### EXERCISE GOAL
Do any lines in the data below contain "marker"? If so, copy every one of them.

### MATERIAL
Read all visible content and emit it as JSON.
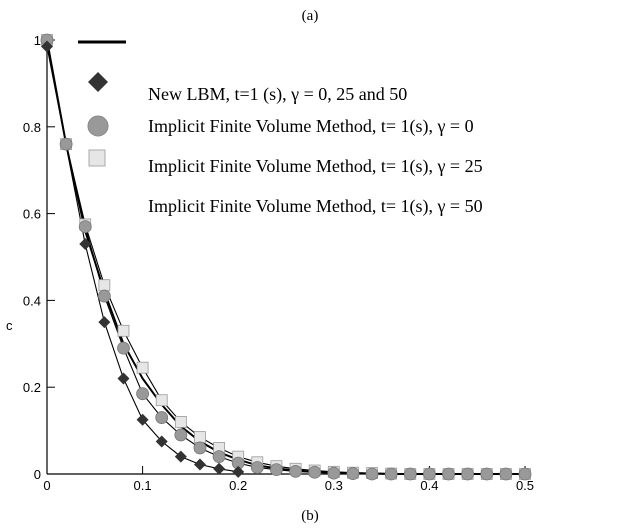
{
  "captions": {
    "top": "(a)",
    "bottom": "(b)"
  },
  "chart_data": {
    "type": "line",
    "title": "",
    "xlabel": "",
    "ylabel": "c",
    "xlim": [
      0,
      0.5
    ],
    "ylim": [
      0,
      1.0
    ],
    "xticks": [
      0,
      0.1,
      0.2,
      0.3,
      0.4,
      0.5
    ],
    "xtick_labels": [
      "0",
      "0.1",
      "0.2",
      "0.3",
      "0.4",
      "0.5"
    ],
    "yticks": [
      0,
      0.2,
      0.4,
      0.6,
      0.8,
      1.0
    ],
    "ytick_labels": [
      "0",
      "0.2",
      "0.4",
      "0.6",
      "0.8",
      "1"
    ],
    "grid": false,
    "legend_position": "top-right",
    "line_series": {
      "name": "",
      "x": [
        0,
        0.02,
        0.04,
        0.06,
        0.08,
        0.1,
        0.12,
        0.14,
        0.16,
        0.18,
        0.2,
        0.22,
        0.24,
        0.26,
        0.28,
        0.3,
        0.32,
        0.34,
        0.36,
        0.38,
        0.4,
        0.42,
        0.44,
        0.46,
        0.48,
        0.5
      ],
      "y": [
        1.0,
        0.76,
        0.56,
        0.42,
        0.3,
        0.22,
        0.16,
        0.11,
        0.075,
        0.05,
        0.033,
        0.02,
        0.013,
        0.008,
        0.005,
        0.003,
        0.002,
        0.001,
        0,
        0,
        0,
        0,
        0,
        0,
        0,
        0
      ]
    },
    "series": [
      {
        "name": "New LBM, t=1 (s), γ = 0, 25 and 50",
        "marker": "diamond",
        "color": "#333333",
        "x": [
          0,
          0.04,
          0.06,
          0.08,
          0.1,
          0.12,
          0.14,
          0.16,
          0.18,
          0.2
        ],
        "y": [
          0.985,
          0.53,
          0.35,
          0.22,
          0.125,
          0.075,
          0.04,
          0.022,
          0.012,
          0.005
        ]
      },
      {
        "name": "Implicit Finite Volume Method, t= 1(s), γ = 0",
        "marker": "circle",
        "color": "#999999",
        "x": [
          0,
          0.02,
          0.04,
          0.06,
          0.08,
          0.1,
          0.12,
          0.14,
          0.16,
          0.18,
          0.2,
          0.22,
          0.24,
          0.26,
          0.28,
          0.3,
          0.32,
          0.34,
          0.36,
          0.38,
          0.4,
          0.42,
          0.44,
          0.46,
          0.48,
          0.5
        ],
        "y": [
          1.0,
          0.76,
          0.57,
          0.41,
          0.29,
          0.185,
          0.13,
          0.09,
          0.06,
          0.04,
          0.025,
          0.015,
          0.01,
          0.006,
          0.004,
          0.002,
          0.001,
          0,
          0,
          0,
          0,
          0,
          0,
          0,
          0,
          0
        ]
      },
      {
        "name": "Implicit Finite Volume Method, t= 1(s), γ = 25",
        "marker": "square",
        "color": "#e6e6e6",
        "x": [
          0,
          0.02,
          0.04,
          0.06,
          0.08,
          0.1,
          0.12,
          0.14,
          0.16,
          0.18,
          0.2,
          0.22,
          0.24,
          0.26,
          0.28,
          0.3,
          0.32,
          0.34,
          0.36,
          0.38,
          0.4,
          0.42,
          0.44,
          0.46,
          0.48,
          0.5
        ],
        "y": [
          1.0,
          0.76,
          0.575,
          0.435,
          0.33,
          0.245,
          0.17,
          0.12,
          0.085,
          0.06,
          0.04,
          0.027,
          0.018,
          0.012,
          0.008,
          0.005,
          0.003,
          0.002,
          0.001,
          0,
          0,
          0,
          0,
          0,
          0,
          0
        ]
      },
      {
        "name": "Implicit Finite Volume Method, t= 1(s), γ = 50",
        "marker": "none",
        "color": "#000000",
        "x": [],
        "y": []
      }
    ]
  }
}
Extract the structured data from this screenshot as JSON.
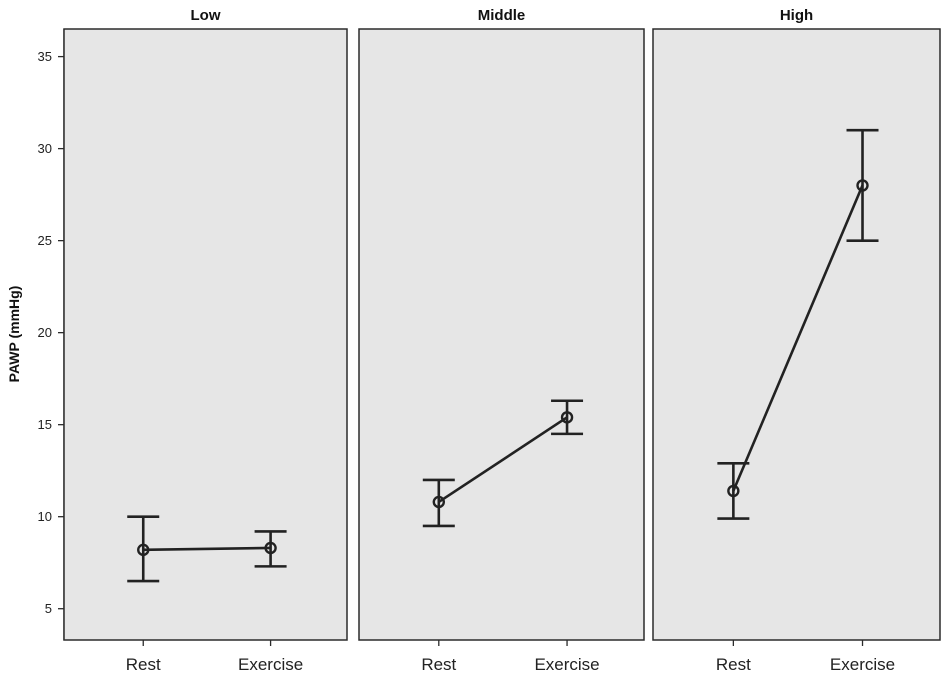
{
  "chart_data": {
    "type": "line",
    "ylabel": "PAWP (mmHg)",
    "xlabel": "",
    "ylim": [
      3.3,
      36.5
    ],
    "yticks": [
      5,
      10,
      15,
      20,
      25,
      30,
      35
    ],
    "grid": false,
    "panels": [
      {
        "title": "Low",
        "categories": [
          "Rest",
          "Exercise"
        ],
        "values": [
          8.2,
          8.3
        ],
        "error_low": [
          6.5,
          7.3
        ],
        "error_high": [
          10.0,
          9.2
        ]
      },
      {
        "title": "Middle",
        "categories": [
          "Rest",
          "Exercise"
        ],
        "values": [
          10.8,
          15.4
        ],
        "error_low": [
          9.5,
          14.5
        ],
        "error_high": [
          12.0,
          16.3
        ]
      },
      {
        "title": "High",
        "categories": [
          "Rest",
          "Exercise"
        ],
        "values": [
          11.4,
          28.0
        ],
        "error_low": [
          9.9,
          25.0
        ],
        "error_high": [
          12.9,
          31.0
        ]
      }
    ]
  }
}
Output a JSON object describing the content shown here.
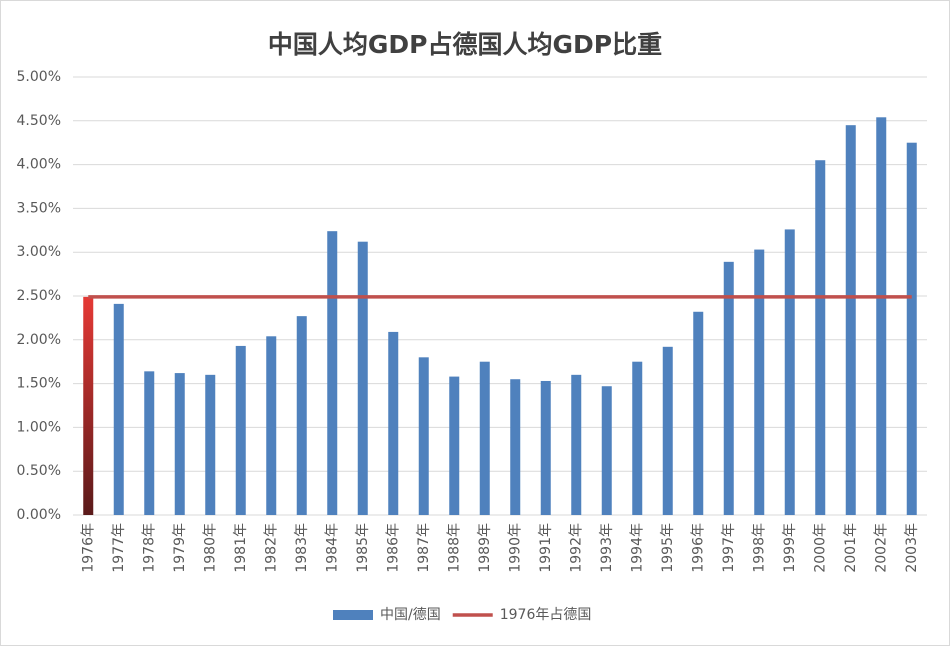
{
  "chart_data": {
    "type": "bar",
    "title": "中国人均GDP占德国人均GDP比重",
    "categories": [
      "1976年",
      "1977年",
      "1978年",
      "1979年",
      "1980年",
      "1981年",
      "1982年",
      "1983年",
      "1984年",
      "1985年",
      "1986年",
      "1987年",
      "1988年",
      "1989年",
      "1990年",
      "1991年",
      "1992年",
      "1993年",
      "1994年",
      "1995年",
      "1996年",
      "1997年",
      "1998年",
      "1999年",
      "2000年",
      "2001年",
      "2002年",
      "2003年"
    ],
    "series": [
      {
        "name": "中国/德国",
        "type": "bar",
        "color": "#4f81bd",
        "colors": [
          "#e53935",
          "#4f81bd",
          "#4f81bd",
          "#4f81bd",
          "#4f81bd",
          "#4f81bd",
          "#4f81bd",
          "#4f81bd",
          "#4f81bd",
          "#4f81bd",
          "#4f81bd",
          "#4f81bd",
          "#4f81bd",
          "#4f81bd",
          "#4f81bd",
          "#4f81bd",
          "#4f81bd",
          "#4f81bd",
          "#4f81bd",
          "#4f81bd",
          "#4f81bd",
          "#4f81bd",
          "#4f81bd",
          "#4f81bd",
          "#4f81bd",
          "#4f81bd",
          "#4f81bd",
          "#4f81bd"
        ],
        "values": [
          2.49,
          2.41,
          1.64,
          1.62,
          1.6,
          1.93,
          2.04,
          2.27,
          3.24,
          3.12,
          2.09,
          1.8,
          1.58,
          1.75,
          1.55,
          1.53,
          1.6,
          1.47,
          1.75,
          1.92,
          2.32,
          2.89,
          3.03,
          3.26,
          4.05,
          4.45,
          4.54,
          4.25
        ]
      },
      {
        "name": "1976年占德国",
        "type": "line",
        "color": "#c0504d",
        "values": [
          2.49,
          2.49,
          2.49,
          2.49,
          2.49,
          2.49,
          2.49,
          2.49,
          2.49,
          2.49,
          2.49,
          2.49,
          2.49,
          2.49,
          2.49,
          2.49,
          2.49,
          2.49,
          2.49,
          2.49,
          2.49,
          2.49,
          2.49,
          2.49,
          2.49,
          2.49,
          2.49,
          2.49
        ]
      }
    ],
    "ylim": [
      0,
      5
    ],
    "yticks": [
      {
        "value": 0,
        "label": "0.00%"
      },
      {
        "value": 0.5,
        "label": "0.50%"
      },
      {
        "value": 1,
        "label": "1.00%"
      },
      {
        "value": 1.5,
        "label": "1.50%"
      },
      {
        "value": 2,
        "label": "2.00%"
      },
      {
        "value": 2.5,
        "label": "2.50%"
      },
      {
        "value": 3,
        "label": "3.00%"
      },
      {
        "value": 3.5,
        "label": "3.50%"
      },
      {
        "value": 4,
        "label": "4.00%"
      },
      {
        "value": 4.5,
        "label": "4.50%"
      },
      {
        "value": 5,
        "label": "5.00%"
      }
    ],
    "grid": true,
    "legend": "bottom"
  }
}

### SOLUTION FOR THIS EXERCISE
        "marker": "diamond",
        "marker": "circle",
        "marker": "square",
        "marker": "none",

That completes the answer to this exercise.